▸ **Challenge**: Print the lines of the listing from the line with "Text: 1,1%: 1,1% xyxy=(120,368,146,378)" to the line with "Bar xyxy=(99,152,181,164)", keeping every character of each line unchanged.

▸ **Entries**:
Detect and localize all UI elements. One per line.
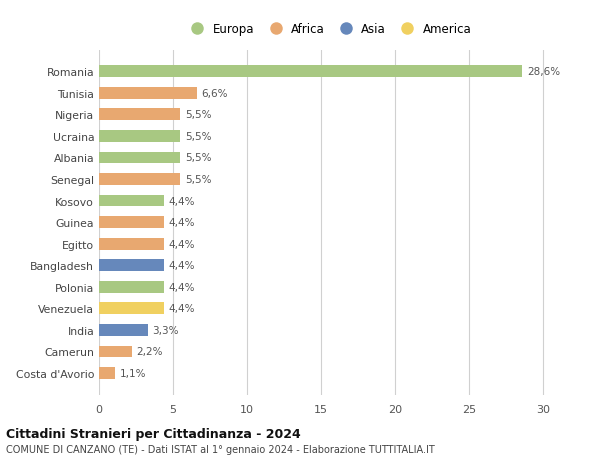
Text: 1,1%: 1,1% xyxy=(120,368,146,378)
Bar xyxy=(99,217,164,229)
Text: 6,6%: 6,6% xyxy=(201,89,227,99)
Text: 4,4%: 4,4% xyxy=(169,196,195,206)
Text: 4,4%: 4,4% xyxy=(169,239,195,249)
Text: 28,6%: 28,6% xyxy=(527,67,560,77)
Text: Cittadini Stranieri per Cittadinanza - 2024: Cittadini Stranieri per Cittadinanza - 2… xyxy=(6,427,301,440)
Text: 4,4%: 4,4% xyxy=(169,304,195,313)
Bar xyxy=(99,88,197,100)
Bar xyxy=(99,238,164,250)
Bar xyxy=(99,324,148,336)
Text: 5,5%: 5,5% xyxy=(185,132,211,141)
Bar xyxy=(99,195,164,207)
Text: COMUNE DI CANZANO (TE) - Dati ISTAT al 1° gennaio 2024 - Elaborazione TUTTITALIA: COMUNE DI CANZANO (TE) - Dati ISTAT al 1… xyxy=(6,444,435,454)
Text: 5,5%: 5,5% xyxy=(185,110,211,120)
Bar xyxy=(99,281,164,293)
Bar xyxy=(99,66,523,78)
Text: 4,4%: 4,4% xyxy=(169,218,195,228)
Bar xyxy=(99,260,164,272)
Bar xyxy=(99,174,181,185)
Text: 5,5%: 5,5% xyxy=(185,153,211,163)
Text: 4,4%: 4,4% xyxy=(169,282,195,292)
Bar xyxy=(99,131,181,142)
Bar xyxy=(99,303,164,314)
Legend: Europa, Africa, Asia, America: Europa, Africa, Asia, America xyxy=(181,18,476,41)
Bar xyxy=(99,109,181,121)
Text: 3,3%: 3,3% xyxy=(152,325,179,335)
Bar xyxy=(99,367,115,379)
Text: 4,4%: 4,4% xyxy=(169,261,195,271)
Bar xyxy=(99,346,131,358)
Text: 5,5%: 5,5% xyxy=(185,174,211,185)
Bar xyxy=(99,152,181,164)
Text: 2,2%: 2,2% xyxy=(136,347,163,357)
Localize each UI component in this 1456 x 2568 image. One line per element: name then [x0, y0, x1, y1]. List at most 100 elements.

▸ **Full output**:
Text: 1,1%: 1,1% xyxy=(120,368,146,378)
Bar xyxy=(99,217,164,229)
Text: 6,6%: 6,6% xyxy=(201,89,227,99)
Text: 4,4%: 4,4% xyxy=(169,196,195,206)
Text: 4,4%: 4,4% xyxy=(169,239,195,249)
Text: 28,6%: 28,6% xyxy=(527,67,560,77)
Text: Cittadini Stranieri per Cittadinanza - 2024: Cittadini Stranieri per Cittadinanza - 2… xyxy=(6,427,301,440)
Text: 4,4%: 4,4% xyxy=(169,304,195,313)
Bar xyxy=(99,88,197,100)
Bar xyxy=(99,238,164,250)
Bar xyxy=(99,324,148,336)
Text: 5,5%: 5,5% xyxy=(185,132,211,141)
Bar xyxy=(99,195,164,207)
Text: COMUNE DI CANZANO (TE) - Dati ISTAT al 1° gennaio 2024 - Elaborazione TUTTITALIA: COMUNE DI CANZANO (TE) - Dati ISTAT al 1… xyxy=(6,444,435,454)
Text: 5,5%: 5,5% xyxy=(185,110,211,120)
Bar xyxy=(99,281,164,293)
Bar xyxy=(99,66,523,78)
Text: 4,4%: 4,4% xyxy=(169,218,195,228)
Bar xyxy=(99,260,164,272)
Bar xyxy=(99,174,181,185)
Text: 5,5%: 5,5% xyxy=(185,153,211,163)
Text: 4,4%: 4,4% xyxy=(169,282,195,292)
Bar xyxy=(99,131,181,142)
Bar xyxy=(99,303,164,314)
Legend: Europa, Africa, Asia, America: Europa, Africa, Asia, America xyxy=(181,18,476,41)
Bar xyxy=(99,109,181,121)
Text: 3,3%: 3,3% xyxy=(152,325,179,335)
Bar xyxy=(99,367,115,379)
Text: 4,4%: 4,4% xyxy=(169,261,195,271)
Bar xyxy=(99,346,131,358)
Text: 5,5%: 5,5% xyxy=(185,174,211,185)
Bar xyxy=(99,152,181,164)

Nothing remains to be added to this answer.